TASK DIRECTIONS: Restate the entire listing word for word.

EXTRACTED ENTRIES:
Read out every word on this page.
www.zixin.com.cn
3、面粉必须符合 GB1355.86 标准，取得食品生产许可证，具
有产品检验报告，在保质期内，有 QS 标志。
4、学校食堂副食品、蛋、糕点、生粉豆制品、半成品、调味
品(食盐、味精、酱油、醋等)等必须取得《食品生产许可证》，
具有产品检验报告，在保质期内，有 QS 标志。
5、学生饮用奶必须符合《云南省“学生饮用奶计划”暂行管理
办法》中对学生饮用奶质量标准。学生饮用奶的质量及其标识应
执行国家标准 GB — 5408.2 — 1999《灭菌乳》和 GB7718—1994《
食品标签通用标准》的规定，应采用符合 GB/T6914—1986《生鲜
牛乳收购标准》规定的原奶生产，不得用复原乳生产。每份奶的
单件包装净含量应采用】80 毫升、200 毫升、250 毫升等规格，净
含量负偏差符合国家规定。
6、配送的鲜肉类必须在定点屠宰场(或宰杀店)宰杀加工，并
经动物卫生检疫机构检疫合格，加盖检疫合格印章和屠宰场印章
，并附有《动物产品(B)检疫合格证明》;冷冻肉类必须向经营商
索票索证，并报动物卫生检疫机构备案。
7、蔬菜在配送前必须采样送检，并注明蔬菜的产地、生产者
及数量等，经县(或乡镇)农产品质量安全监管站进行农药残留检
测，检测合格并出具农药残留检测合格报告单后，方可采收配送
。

EXERCISE RESULT:
Read out every word on this page.
www.zixin.com.cn
3、面粉必须符合 GB1355.86 标准，取得食品生产许可证，具
有产品检验报告，在保质期内，有 QS 标志。
4、学校食堂副食品、蛋、糕点、生粉豆制品、半成品、调味
品(食盐、味精、酱油、醋等)等必须取得《食品生产许可证》，
具有产品检验报告，在保质期内，有 QS 标志。
5、学生饮用奶必须符合《云南省“学生饮用奶计划”暂行管理
办法》中对学生饮用奶质量标准。学生饮用奶的质量及其标识应
执行国家标准 GB — 5408.2 — 1999《灭菌乳》和 GB7718—1994《
食品标签通用标准》的规定，应采用符合 GB/T6914—1986《生鲜
牛乳收购标准》规定的原奶生产，不得用复原乳生产。每份奶的
单件包装净含量应采用】80 毫升、200 毫升、250 毫升等规格，净
含量负偏差符合国家规定。
6、配送的鲜肉类必须在定点屠宰场(或宰杀店)宰杀加工，并
经动物卫生检疫机构检疫合格，加盖检疫合格印章和屠宰场印章
，并附有《动物产品(B)检疫合格证明》;冷冻肉类必须向经营商
索票索证，并报动物卫生检疫机构备案。
7、蔬菜在配送前必须采样送检，并注明蔬菜的产地、生产者
及数量等，经县(或乡镇)农产品质量安全监管站进行农药残留检
测，检测合格并出具农药残留检测合格报告单后，方可采收配送
。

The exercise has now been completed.